# What you should do
Reproduce the data verbatim, covering only the stretch from the line containing "level-meter — [352, 161, 366, 203]" through the line containing "tab-general[interactable]: General —", both included.

# Entries supplied
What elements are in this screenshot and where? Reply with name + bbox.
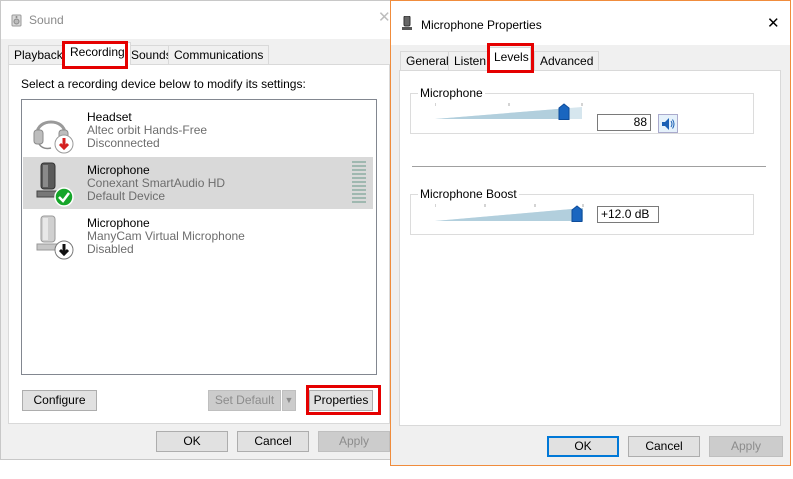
level-meter — [352, 161, 366, 203]
green-check-badge — [54, 187, 74, 207]
microphone-icon — [402, 16, 412, 30]
sound-window: Sound ✕ Playback Recording Sounds Commun… — [0, 0, 396, 460]
mic-title-bar[interactable]: Microphone Properties ✕ — [391, 1, 790, 45]
ok-button[interactable]: OK — [156, 431, 228, 452]
close-icon[interactable]: ✕ — [767, 16, 781, 32]
speaker-icon — [662, 118, 675, 130]
recording-panel: Select a recording device below to modif… — [8, 64, 390, 424]
instruction-text: Select a recording device below to modif… — [21, 77, 306, 91]
tab-advanced[interactable]: Advanced — [534, 51, 600, 71]
properties-button[interactable]: Properties — [309, 390, 373, 411]
microphone-level-slider[interactable] — [435, 102, 583, 120]
tab-recording[interactable]: Recording — [64, 42, 131, 65]
apply-button[interactable]: Apply — [709, 436, 783, 457]
device-name: Headset — [87, 110, 132, 124]
device-item-microphone-manycam[interactable]: Microphone ManyCam Virtual Microphone Di… — [23, 210, 373, 262]
configure-button[interactable]: Configure — [22, 390, 97, 411]
tab-general[interactable]: General — [400, 51, 455, 71]
device-item-headset[interactable]: Headset Altec orbit Hands-Free Disconnec… — [23, 104, 373, 156]
chevron-down-icon: ▼ — [284, 395, 294, 405]
device-list[interactable]: Headset Altec orbit Hands-Free Disconnec… — [21, 99, 377, 375]
device-name: Microphone — [87, 216, 150, 230]
sound-title-bar[interactable]: Sound ✕ — [1, 1, 395, 39]
microphone-level-label: Microphone — [418, 86, 485, 100]
black-down-arrow-badge — [54, 240, 74, 260]
red-down-arrow-badge — [54, 134, 74, 154]
separator — [412, 166, 766, 167]
levels-panel: Microphone 88 Microphone Boost +12.0 dB — [399, 70, 781, 426]
microphone-boost-label: Microphone Boost — [418, 187, 519, 201]
microphone-boost-group: Microphone Boost +12.0 dB — [410, 187, 754, 235]
microphone-level-group: Microphone 88 — [410, 86, 754, 134]
device-description: ManyCam Virtual Microphone — [87, 229, 245, 243]
tab-playback[interactable]: Playback — [8, 45, 69, 65]
headset-icon — [33, 120, 74, 154]
cancel-button[interactable]: Cancel — [628, 436, 700, 457]
microphone-boost-slider[interactable] — [435, 203, 595, 223]
device-status: Disabled — [87, 242, 134, 256]
device-description: Conexant SmartAudio HD — [87, 176, 226, 190]
ok-button[interactable]: OK — [547, 436, 619, 457]
device-item-microphone-conexant[interactable]: Microphone Conexant SmartAudio HD Defaul… — [23, 157, 373, 209]
device-name: Microphone — [87, 163, 150, 177]
tab-listen[interactable]: Listen — [448, 51, 493, 71]
device-status: Disconnected — [87, 136, 160, 150]
tab-levels[interactable]: Levels — [488, 47, 531, 70]
device-status: Default Device — [87, 189, 166, 203]
device-description: Altec orbit Hands-Free — [87, 123, 208, 137]
mic-window-title: Microphone Properties — [421, 18, 542, 32]
microphone-icon — [36, 215, 74, 260]
microphone-level-value[interactable]: 88 — [597, 114, 651, 131]
set-default-dropdown[interactable]: ▼ — [282, 390, 296, 411]
set-default-button[interactable]: Set Default — [208, 390, 281, 411]
microphone-boost-value[interactable]: +12.0 dB — [597, 206, 659, 223]
apply-button[interactable]: Apply — [318, 431, 390, 452]
mute-toggle-button[interactable] — [658, 114, 678, 133]
sound-window-title: Sound — [29, 13, 64, 27]
microphone-icon — [36, 162, 74, 207]
microphone-properties-window: Microphone Properties ✕ General Listen L… — [390, 0, 791, 466]
cancel-button[interactable]: Cancel — [237, 431, 309, 452]
speaker-icon — [11, 14, 22, 27]
tab-communications[interactable]: Communications — [168, 45, 270, 65]
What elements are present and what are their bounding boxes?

# Expected output
level-meter — [352, 161, 366, 203]
green-check-badge — [54, 187, 74, 207]
microphone-icon — [402, 16, 412, 30]
sound-window: Sound ✕ Playback Recording Sounds Commun… — [0, 0, 396, 460]
mic-title-bar[interactable]: Microphone Properties ✕ — [391, 1, 790, 45]
ok-button[interactable]: OK — [156, 431, 228, 452]
close-icon[interactable]: ✕ — [767, 16, 781, 32]
speaker-icon — [662, 118, 675, 130]
recording-panel: Select a recording device below to modif… — [8, 64, 390, 424]
instruction-text: Select a recording device below to modif… — [21, 77, 306, 91]
tab-advanced[interactable]: Advanced — [534, 51, 600, 71]
properties-button[interactable]: Properties — [309, 390, 373, 411]
microphone-level-slider[interactable] — [435, 102, 583, 120]
tab-recording[interactable]: Recording — [64, 42, 131, 65]
apply-button[interactable]: Apply — [709, 436, 783, 457]
device-name: Headset — [87, 110, 132, 124]
device-item-microphone-manycam[interactable]: Microphone ManyCam Virtual Microphone Di… — [23, 210, 373, 262]
configure-button[interactable]: Configure — [22, 390, 97, 411]
tab-general[interactable]: General — [400, 51, 455, 71]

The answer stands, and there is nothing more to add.